[Records about charts and figures]
┌──

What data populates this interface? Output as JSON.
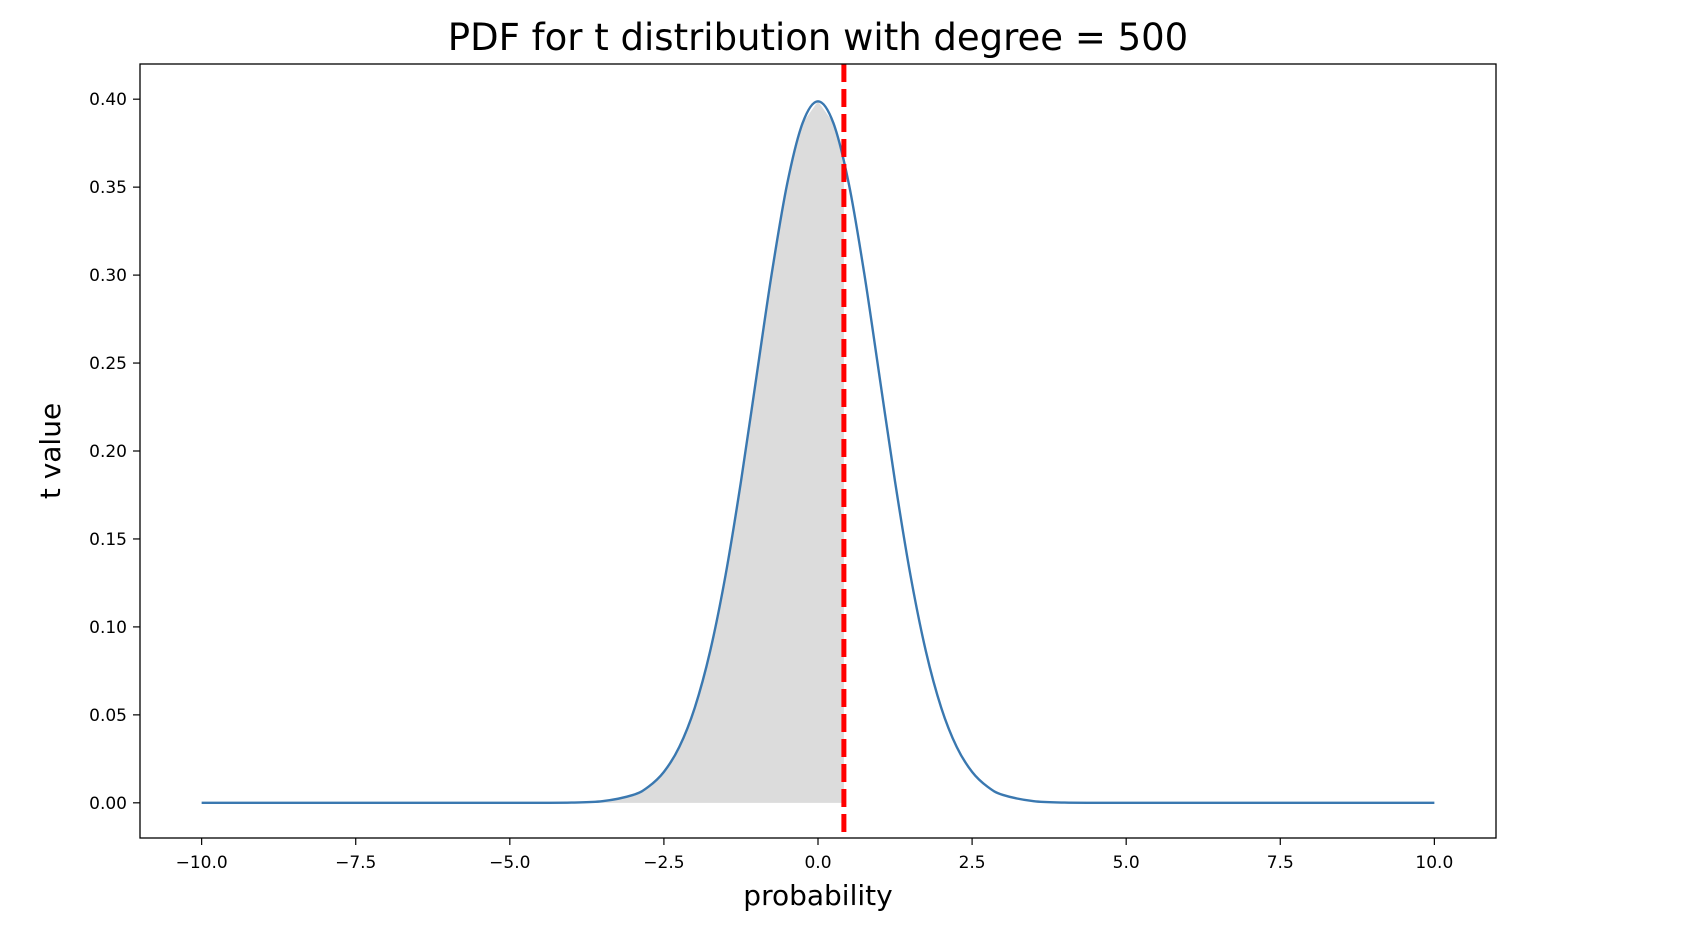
{
  "chart_data": {
    "type": "line",
    "title": "PDF for t distribution with degree = 500",
    "xlabel": "probability",
    "ylabel": "t value",
    "degrees_of_freedom": 500,
    "xlim": [
      -11.0,
      11.0
    ],
    "ylim": [
      -0.02,
      0.42
    ],
    "x_ticks": [
      -10.0,
      -7.5,
      -5.0,
      -2.5,
      0.0,
      2.5,
      5.0,
      7.5,
      10.0
    ],
    "x_tick_labels": [
      "−10.0",
      "−7.5",
      "−5.0",
      "−2.5",
      "0.0",
      "2.5",
      "5.0",
      "7.5",
      "10.0"
    ],
    "y_ticks": [
      0.0,
      0.05,
      0.1,
      0.15,
      0.2,
      0.25,
      0.3,
      0.35,
      0.4
    ],
    "y_tick_labels": [
      "0.00",
      "0.05",
      "0.10",
      "0.15",
      "0.20",
      "0.25",
      "0.30",
      "0.35",
      "0.40"
    ],
    "grid": false,
    "series": [
      {
        "x": [
          -10.0,
          -9.0,
          -8.0,
          -7.0,
          -6.0,
          -5.0,
          -4.5,
          -4.0,
          -3.5,
          -3.0,
          -2.75,
          -2.5,
          -2.25,
          -2.0,
          -1.75,
          -1.5,
          -1.25,
          -1.0,
          -0.75,
          -0.5,
          -0.25,
          0.0,
          0.25,
          0.5,
          0.75,
          1.0,
          1.25,
          1.5,
          1.75,
          2.0,
          2.25,
          2.5,
          2.75,
          3.0,
          3.5,
          4.0,
          4.5,
          5.0,
          6.0,
          7.0,
          8.0,
          9.0,
          10.0
        ],
        "values": [
          0.0,
          0.0,
          0.0,
          0.0,
          0.0,
          0.0,
          2e-05,
          0.00014,
          0.0009,
          0.00448,
          0.00916,
          0.0176,
          0.0318,
          0.054,
          0.0862,
          0.1294,
          0.1826,
          0.2419,
          0.301,
          0.3519,
          0.3864,
          0.3988,
          0.3864,
          0.3519,
          0.301,
          0.2419,
          0.1826,
          0.1294,
          0.0862,
          0.054,
          0.0318,
          0.0176,
          0.00916,
          0.00448,
          0.0009,
          0.00014,
          2e-05,
          0.0,
          0.0,
          0.0,
          0.0,
          0.0,
          0.0
        ],
        "color": "#3a78b0"
      }
    ],
    "shaded_region": {
      "from": -10.0,
      "to": 0.42,
      "color": "#dcdcdc"
    },
    "vline": {
      "x": 0.42,
      "color": "#ff0000",
      "style": "dashed"
    }
  }
}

└──

* Exercise details
Return each line that includes "color".

* Task result
        "color": "#3a78b0"
      "color": "#dcdcdc"
      "color": "#ff0000",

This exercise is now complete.